Goal
Write out the records again, exactly, leaving none out.

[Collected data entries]
** START **

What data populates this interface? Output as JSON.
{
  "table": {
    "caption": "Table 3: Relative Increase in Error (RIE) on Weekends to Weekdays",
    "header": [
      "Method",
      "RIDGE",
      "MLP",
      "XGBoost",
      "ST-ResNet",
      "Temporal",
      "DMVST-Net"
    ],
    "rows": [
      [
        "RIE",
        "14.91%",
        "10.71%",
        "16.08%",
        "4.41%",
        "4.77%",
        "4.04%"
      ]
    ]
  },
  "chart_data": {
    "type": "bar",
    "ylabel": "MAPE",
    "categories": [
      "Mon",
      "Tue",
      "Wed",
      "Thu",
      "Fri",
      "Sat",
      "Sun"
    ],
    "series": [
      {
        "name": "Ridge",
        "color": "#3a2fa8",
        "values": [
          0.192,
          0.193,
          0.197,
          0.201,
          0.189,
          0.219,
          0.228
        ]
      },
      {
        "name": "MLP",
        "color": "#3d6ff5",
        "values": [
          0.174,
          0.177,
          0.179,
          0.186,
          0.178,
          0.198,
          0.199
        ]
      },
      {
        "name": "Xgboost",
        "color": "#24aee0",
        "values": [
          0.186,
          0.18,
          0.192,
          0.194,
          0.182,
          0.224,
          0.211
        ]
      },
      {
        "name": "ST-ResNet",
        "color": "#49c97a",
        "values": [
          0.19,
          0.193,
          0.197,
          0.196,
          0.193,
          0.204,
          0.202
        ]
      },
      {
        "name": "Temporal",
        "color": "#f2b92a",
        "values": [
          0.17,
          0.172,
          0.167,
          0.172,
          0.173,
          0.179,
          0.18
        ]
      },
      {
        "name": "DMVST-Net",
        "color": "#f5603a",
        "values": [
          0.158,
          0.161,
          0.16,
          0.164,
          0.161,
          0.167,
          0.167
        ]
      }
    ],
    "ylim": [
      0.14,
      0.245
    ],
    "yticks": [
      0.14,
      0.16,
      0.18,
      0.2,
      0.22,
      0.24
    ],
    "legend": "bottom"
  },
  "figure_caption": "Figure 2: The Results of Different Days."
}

** END **

Written solution
What data populates this interface? Output as JSON.
{
  "table": {
    "caption": "Table 3: Relative Increase in Error (RIE) on Weekends to Weekdays",
    "header": [
      "Method",
      "RIDGE",
      "MLP",
      "XGBoost",
      "ST-ResNet",
      "Temporal",
      "DMVST-Net"
    ],
    "rows": [
      [
        "RIE",
        "14.91%",
        "10.71%",
        "16.08%",
        "4.41%",
        "4.77%",
        "4.04%"
      ]
    ]
  },
  "chart_data": {
    "type": "bar",
    "ylabel": "MAPE",
    "categories": [
      "Mon",
      "Tue",
      "Wed",
      "Thu",
      "Fri",
      "Sat",
      "Sun"
    ],
    "series": [
      {
        "name": "Ridge",
        "color": "#3a2fa8",
        "values": [
          0.192,
          0.193,
          0.197,
          0.201,
          0.189,
          0.219,
          0.228
        ]
      },
      {
        "name": "MLP",
        "color": "#3d6ff5",
        "values": [
          0.174,
          0.177,
          0.179,
          0.186,
          0.178,
          0.198,
          0.199
        ]
      },
      {
        "name": "Xgboost",
        "color": "#24aee0",
        "values": [
          0.186,
          0.18,
          0.192,
          0.194,
          0.182,
          0.224,
          0.211
        ]
      },
      {
        "name": "ST-ResNet",
        "color": "#49c97a",
        "values": [
          0.19,
          0.193,
          0.197,
          0.196,
          0.193,
          0.204,
          0.202
        ]
      },
      {
        "name": "Temporal",
        "color": "#f2b92a",
        "values": [
          0.17,
          0.172,
          0.167,
          0.172,
          0.173,
          0.179,
          0.18
        ]
      },
      {
        "name": "DMVST-Net",
        "color": "#f5603a",
        "values": [
          0.158,
          0.161,
          0.16,
          0.164,
          0.161,
          0.167,
          0.167
        ]
      }
    ],
    "ylim": [
      0.14,
      0.245
    ],
    "yticks": [
      0.14,
      0.16,
      0.18,
      0.2,
      0.22,
      0.24
    ],
    "legend": "bottom"
  },
  "figure_caption": "Figure 2: The Results of Different Days."
}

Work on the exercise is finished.